***** Provided information

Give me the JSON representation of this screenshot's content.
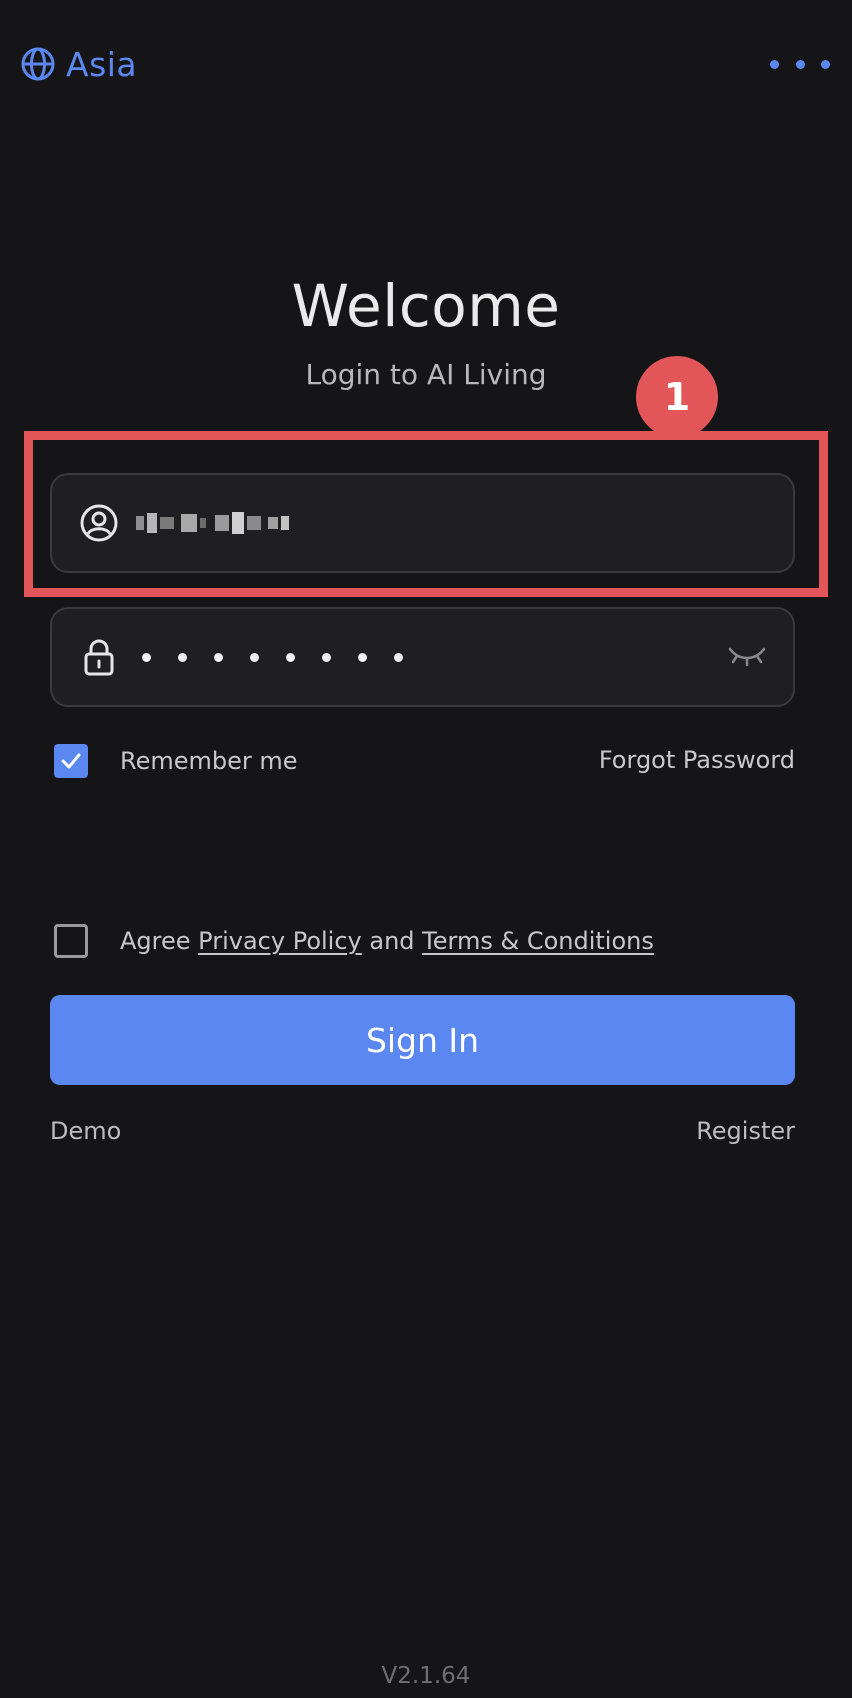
{
  "top_bar": {
    "region_icon": "globe-icon",
    "region_label": "Asia",
    "more_icon": "more-horizontal-icon"
  },
  "header": {
    "title": "Welcome",
    "subtitle": "Login to AI Living"
  },
  "annotation": {
    "badge_number": "1",
    "color": "#e25659"
  },
  "form": {
    "username": {
      "icon": "user-circle-icon",
      "value_obscured": true
    },
    "password": {
      "icon": "lock-icon",
      "masked_length": 8,
      "toggle_icon": "eye-closed-icon"
    },
    "remember_me": {
      "label": "Remember me",
      "checked": true
    },
    "forgot_password": "Forgot Password",
    "agree": {
      "checked": false,
      "prefix": "Agree",
      "privacy_policy": "Privacy Policy",
      "conjunction": "and",
      "terms": "Terms & Conditions"
    },
    "sign_in_label": "Sign In"
  },
  "footer_links": {
    "demo": "Demo",
    "register": "Register"
  },
  "version": "V2.1.64",
  "colors": {
    "accent": "#5b87f0",
    "background": "#151517",
    "field_bg": "#1f1f22"
  }
}
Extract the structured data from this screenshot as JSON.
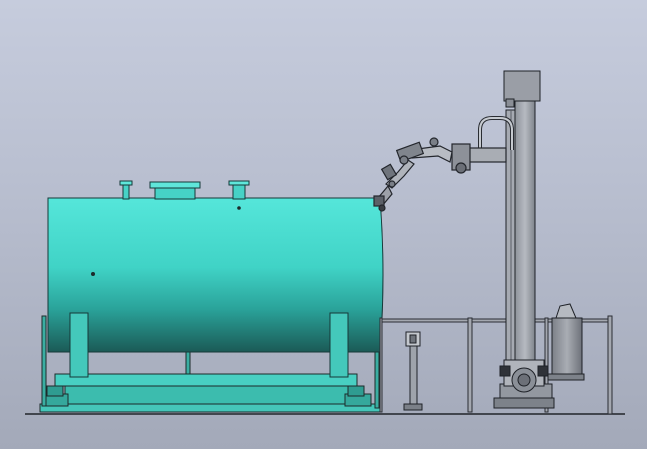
{
  "viewport": {
    "background_top": "#c6ccdd",
    "background_bottom": "#a3a9b9"
  },
  "scene": {
    "description_kind": "cad-3d-side-view",
    "objects": [
      {
        "name": "tank",
        "color": "#3fd2c5"
      },
      {
        "name": "tank-skid",
        "color": "#42c6b8"
      },
      {
        "name": "robot-arm",
        "color": "#8a8f98"
      },
      {
        "name": "gantry-column",
        "color": "#9a9ea6"
      },
      {
        "name": "machine-frame",
        "color": "#a8acb4"
      }
    ]
  }
}
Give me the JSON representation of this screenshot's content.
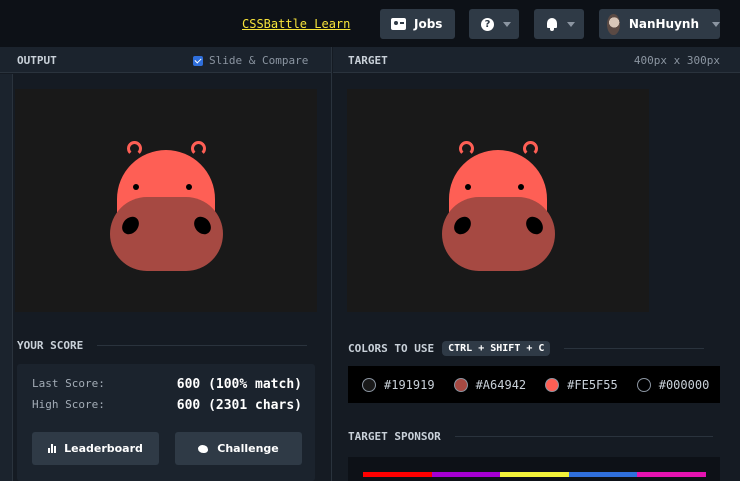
{
  "header": {
    "learn_link": "CSSBattle Learn",
    "jobs_label": "Jobs",
    "help_icon": "?",
    "username": "NanHuynh"
  },
  "output": {
    "title": "OUTPUT",
    "slide_compare_label": "Slide & Compare",
    "slide_compare_checked": true
  },
  "target": {
    "title": "TARGET",
    "dimensions": "400px x 300px"
  },
  "score": {
    "title": "YOUR SCORE",
    "last_label": "Last Score:",
    "last_value": "600 (100% match)",
    "high_label": "High Score:",
    "high_value": "600 (2301 chars)",
    "leaderboard_label": "Leaderboard",
    "challenge_label": "Challenge"
  },
  "colors": {
    "title": "COLORS TO USE",
    "shortcut": "CTRL + SHIFT + C",
    "items": [
      {
        "hex": "#191919",
        "label": "#191919"
      },
      {
        "hex": "#A64942",
        "label": "#A64942"
      },
      {
        "hex": "#FE5F55",
        "label": "#FE5F55"
      },
      {
        "hex": "#000000",
        "label": "#000000"
      }
    ]
  },
  "sponsor": {
    "title": "TARGET SPONSOR",
    "stripe_colors": [
      "#ff0000",
      "#a600d3",
      "#f2f23a",
      "#2f6fdc",
      "#e513b0"
    ]
  },
  "palette": {
    "background": "#191919",
    "snout": "#a64942",
    "head": "#fe5f55",
    "features": "#000000"
  }
}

**********

* **Objective**: Using the listing, collect all lines in which the string "true" is found.

* **Exercise answer**:
      "value_obscured": true
      "checked": true
    "slide_compare_checked": true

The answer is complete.